• _Set exercise_
Where a line of the material contains the string "What", copy that line.
------ Given information ------
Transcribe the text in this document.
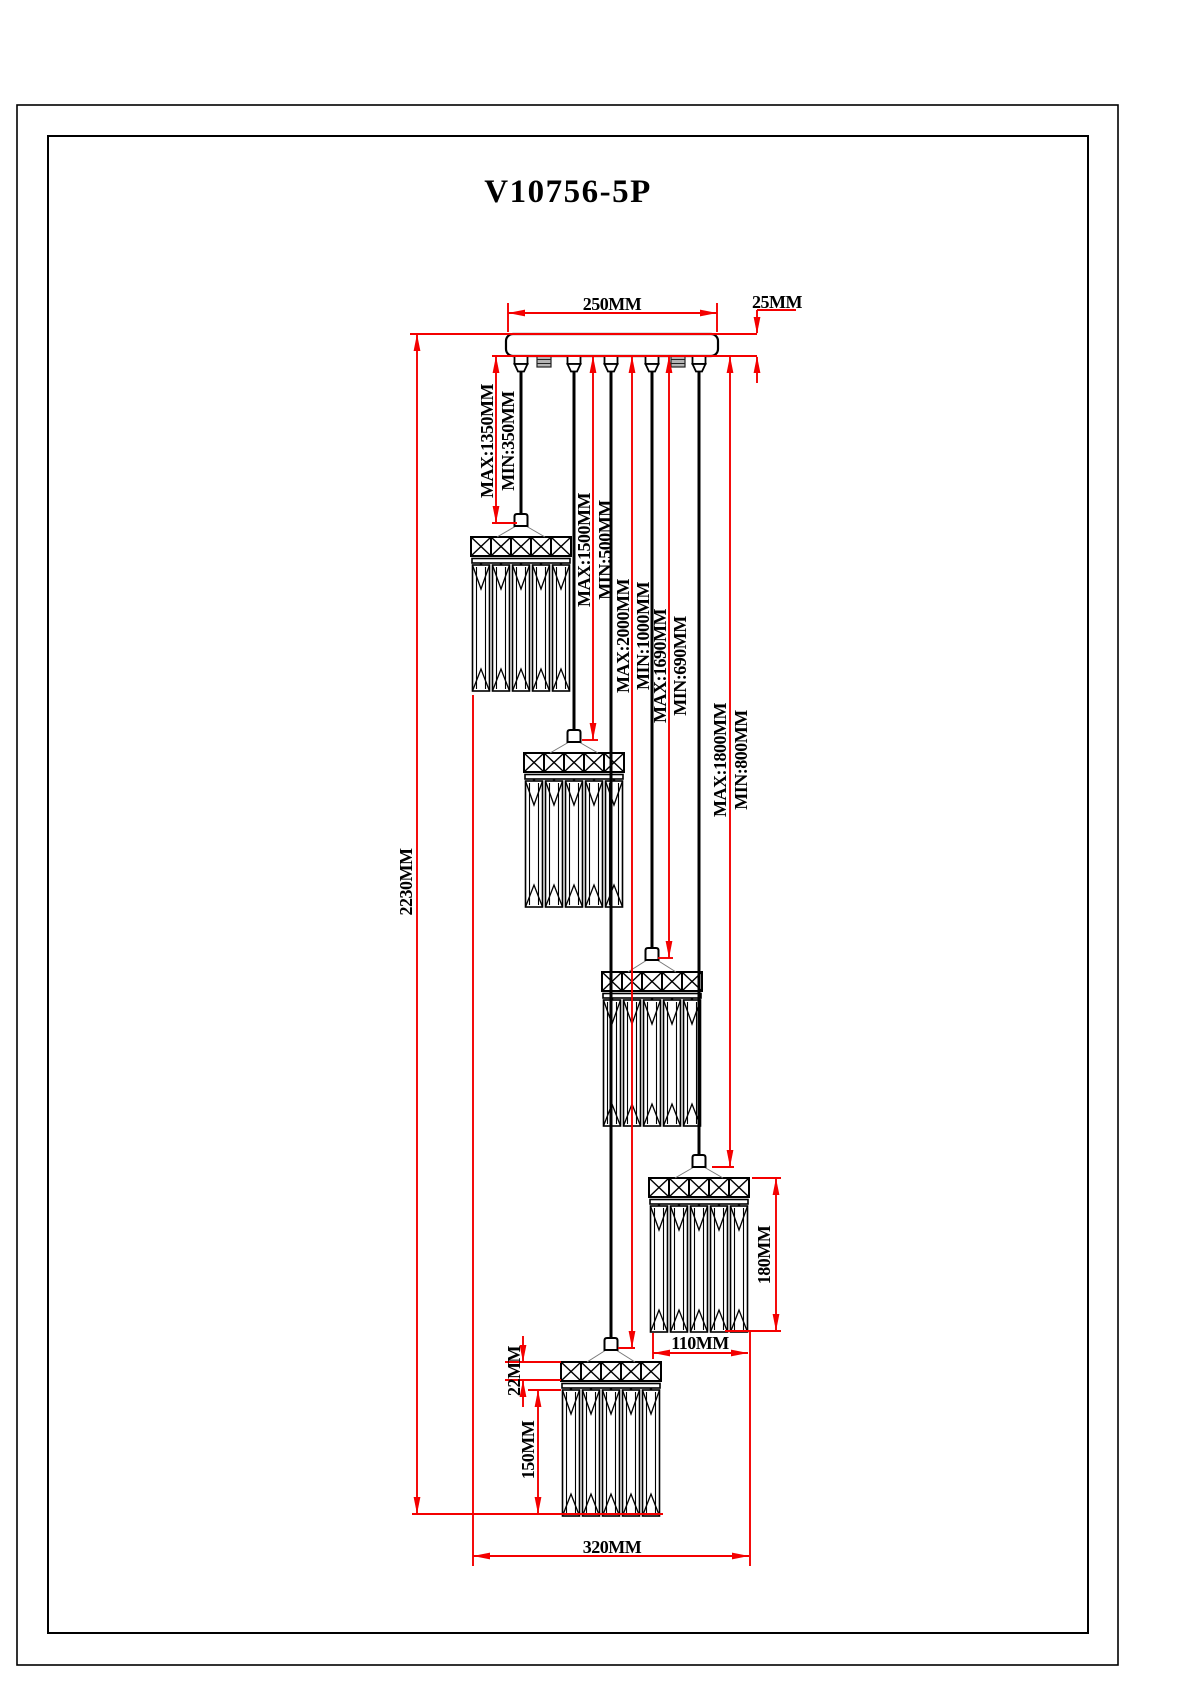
V10756-5P
250MM	25MM
MAX:1350MM MIN:350MM
MAX:1500MM MIN:500MM
MAX:2000MM MIN:1000MM
MAX:1690MM MIN:690MM
MAX:1800MM MIN:800MM
2230MM
180MM
110MM
22MM
150MM
320MM
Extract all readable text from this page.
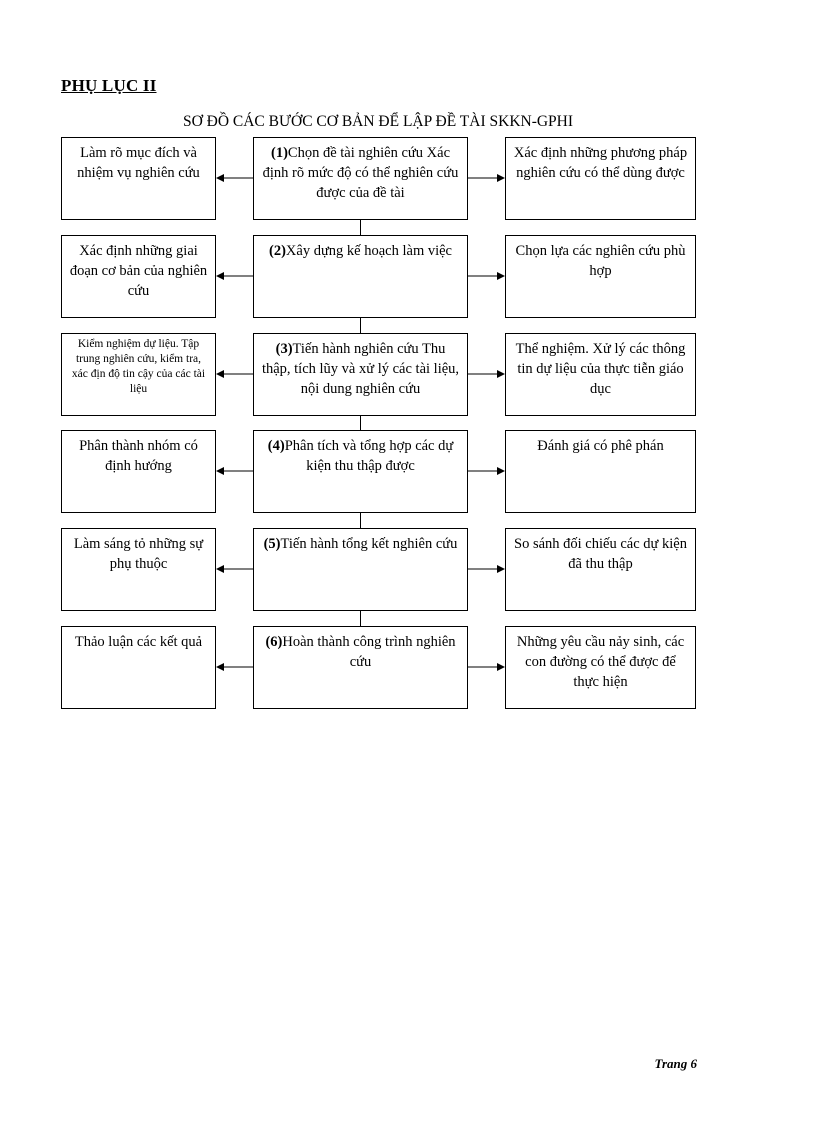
PHỤ LỤC II
SƠ ĐỒ CÁC BƯỚC CƠ BẢN ĐỂ LẬP ĐỀ TÀI SKKN-GPHI
Làm rõ mục đích và nhiệm vụ nghiên cứu
(1)Chọn đề tài nghiên cứu Xác định rõ mức độ có thể nghiên cứu được của đề tài
Xác định những phương pháp nghiên cứu có thể dùng được
Xác định những giai đoạn cơ bản của nghiên cứu
(2)Xây dựng kế hoạch làm việc	Chọn lựa các nghiên cứu phù hợp
Kiểm nghiệm dự liệu. Tập trung nghiên cứu, kiểm tra, xác địn độ tin cậy của các tài liệu
(3)Tiến hành nghiên cứu Thu thập, tích lũy và xử lý các tài liệu, nội dung nghiên cứu
Thể nghiệm. Xử lý các thông tin dự liệu của thực tiễn giáo dục
Phân thành nhóm có định hướng
(4)Phân tích và tổng hợp các dự kiện thu thập được
Đánh giá có phê phán
Làm sáng tỏ những sự phụ thuộc
(5)Tiến hành tổng kết nghiên cứu	So sánh đối chiếu các dự kiện đã thu thập
Thảo luận các kết quả	(6)Hoàn thành công trình nghiên cứu
Những yêu cầu nảy sinh, các con đường có thể được để thực hiện
Trang 6
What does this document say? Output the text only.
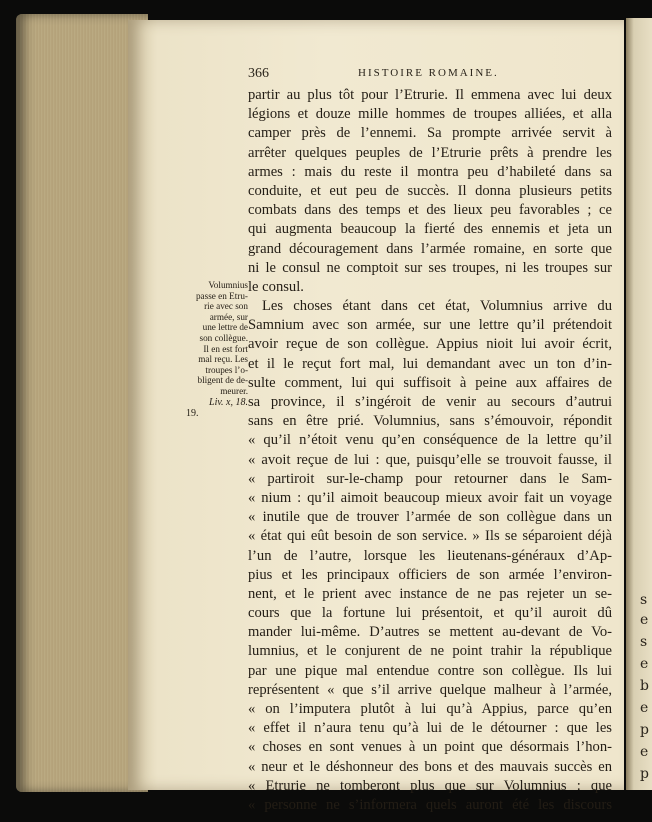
s
e
s
e
b
e
p
e
p
366	HISTOIRE ROMAINE.
partir au plus tôt pour l’Etrurie. Il emmena avec lui deux
légions et douze mille hommes de troupes alliées, et alla
camper près de l’ennemi. Sa prompte arrivée servit à
arrêter quelques peuples de l’Etrurie prêts à prendre les
armes : mais du reste il montra peu d’habileté dans sa
conduite, et eut peu de succès. Il donna plusieurs petits
combats dans des temps et des lieux peu favorables ; ce
qui augmenta beaucoup la fierté des ennemis et jeta un
grand découragement dans l’armée romaine, en sorte que
ni le consul ne comptoit sur ses troupes, ni les troupes sur
le consul.
Les choses étant dans cet état, Volumnius arrive du
Samnium avec son armée, sur une lettre qu’il prétendoit
avoir reçue de son collègue. Appius nioit lui avoir écrit,
et il le reçut fort mal, lui demandant avec un ton d’in-
sulte comment, lui qui suffisoit à peine aux affaires de
sa province, il s’ingéroit de venir au secours d’autrui
sans en être prié. Volumnius, sans s’émouvoir, répondit
« qu’il n’étoit venu qu’en conséquence de la lettre qu’il
« avoit reçue de lui : que, puisqu’elle se trouvoit fausse, il
« partiroit sur-le-champ pour retourner dans le Sam-
« nium : qu’il aimoit beaucoup mieux avoir fait un voyage
« inutile que de trouver l’armée de son collègue dans un
« état qui eût besoin de son service. » Ils se séparoient déjà
l’un de l’autre, lorsque les lieutenans-généraux d’Ap-
pius et les principaux officiers de son armée l’environ-
nent, et le prient avec instance de ne pas rejeter un se-
cours que la fortune lui présentoit, et qu’il auroit dû
mander lui-même. D’autres se mettent au-devant de Vo-
lumnius, et le conjurent de ne point trahir la république
par une pique mal entendue contre son collègue. Ils lui
représentent « que s’il arrive quelque malheur à l’armée,
« on l’imputera plutôt à lui qu’à Appius, parce qu’en
« effet il n’aura tenu qu’à lui de le détourner : que les
« choses en sont venues à un point que désormais l’hon-
« neur et le déshonneur des bons et des mauvais succès en
« Etrurie ne tomberont plus que sur Volumnius : que
« personne ne s’informera quels auront été les discours
Volumnius
passe en Etru-
rie avec son
armée, sur
une lettre de
son collègue.
Il en est fort
mal reçu. Les
troupes l’o-
bligent de de-
meurer.
Liv. x, 18.
19.
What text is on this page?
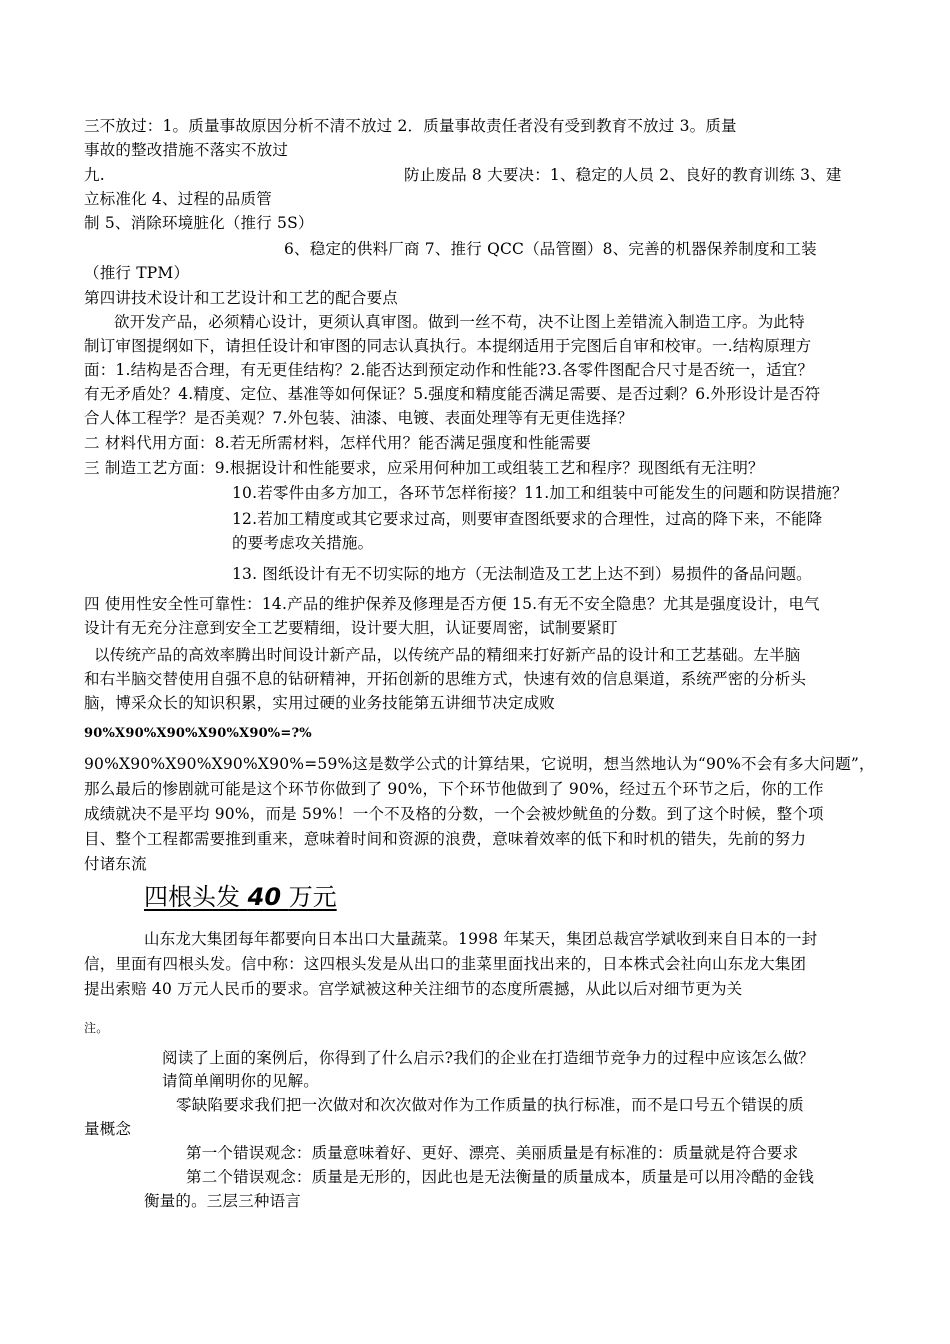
三不放过：1。质量事故原因分析不清不放过 2．质量事故责任者没有受到教育不放过 3。质量
事故的整改措施不落实不放过
九.	防止废品 8 大要决：1、稳定的人员 2、良好的教育训练 3、建
立标准化 4、过程的品质管
制 5、消除环境脏化（推行 5S）
6、稳定的供料厂商 7、推行 QCC（品管圈）8、完善的机器保养制度和工装
（推行 TPM）
第四讲技术设计和工艺设计和工艺的配合要点
欲开发产品，必须精心设计，更须认真审图。做到一丝不苟，决不让图上差错流入制造工序。为此特
制订审图提纲如下，请担任设计和审图的同志认真执行。本提纲适用于完图后自审和校审。一.结构原理方
面：1.结构是否合理，有无更佳结构？2.能否达到预定动作和性能?3.各零件图配合尺寸是否统一，适宜？
有无矛盾处？4.精度、定位、基准等如何保证？5.强度和精度能否满足需要、是否过剩？6.外形设计是否符
合人体工程学？是否美观？7.外包装、油漆、电镀、表面处理等有无更佳选择？
二 材料代用方面：8.若无所需材料，怎样代用？能否满足强度和性能需要
三 制造工艺方面：9.根据设计和性能要求，应采用何种加工或组装工艺和程序？现图纸有无注明？
10.若零件由多方加工，各环节怎样衔接？11.加工和组装中可能发生的问题和防误措施？
12.若加工精度或其它要求过高，则要审查图纸要求的合理性，过高的降下来，不能降
的要考虑攻关措施。
13. 图纸设计有无不切实际的地方（无法制造及工艺上达不到）易损件的备品问题。
四 使用性安全性可靠性：14.产品的维护保养及修理是否方便 15.有无不安全隐患？尤其是强度设计，电气
设计有无充分注意到安全工艺要精细，设计要大胆，认证要周密，试制要紧盯
以传统产品的高效率腾出时间设计新产品，以传统产品的精细来打好新产品的设计和工艺基础。左半脑
和右半脑交替使用自强不息的钻研精神，开拓创新的思维方式，快速有效的信息渠道，系统严密的分析头
脑，博采众长的知识积累，实用过硬的业务技能第五讲细节决定成败
90%X90%X90%X90%X90%=?%
90%X90%X90%X90%X90%=59%这是数学公式的计算结果，它说明，想当然地认为“90%不会有多大问题”，
那么最后的惨剧就可能是这个环节你做到了 90%，下个环节他做到了 90%，经过五个环节之后，你的工作
成绩就决不是平均 90%，而是 59%！一个不及格的分数，一个会被炒鱿鱼的分数。到了这个时候，整个项
目、整个工程都需要推到重来，意味着时间和资源的浪费，意味着效率的低下和时机的错失，先前的努力
付诸东流
四根头发 40 万元
山东龙大集团每年都要向日本出口大量蔬菜。1998 年某天，集团总裁宫学斌收到来自日本的一封
信，里面有四根头发。信中称：这四根头发是从出口的韭菜里面找出来的，日本株式会社向山东龙大集团
提出索赔 40 万元人民币的要求。宫学斌被这种关注细节的态度所震撼，从此以后对细节更为关
注。
阅读了上面的案例后，你得到了什么启示?我们的企业在打造细节竞争力的过程中应该怎么做？
请简单阐明你的见解。
零缺陷要求我们把一次做对和次次做对作为工作质量的执行标准，而不是口号五个错误的质
量概念
第一个错误观念：质量意味着好、更好、漂亮、美丽质量是有标准的：质量就是符合要求
第二个错误观念：质量是无形的，因此也是无法衡量的质量成本，质量是可以用冷酷的金钱
衡量的。三层三种语言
------
• _Answer below_
What does this document say? Output the text only.
What text is on this page?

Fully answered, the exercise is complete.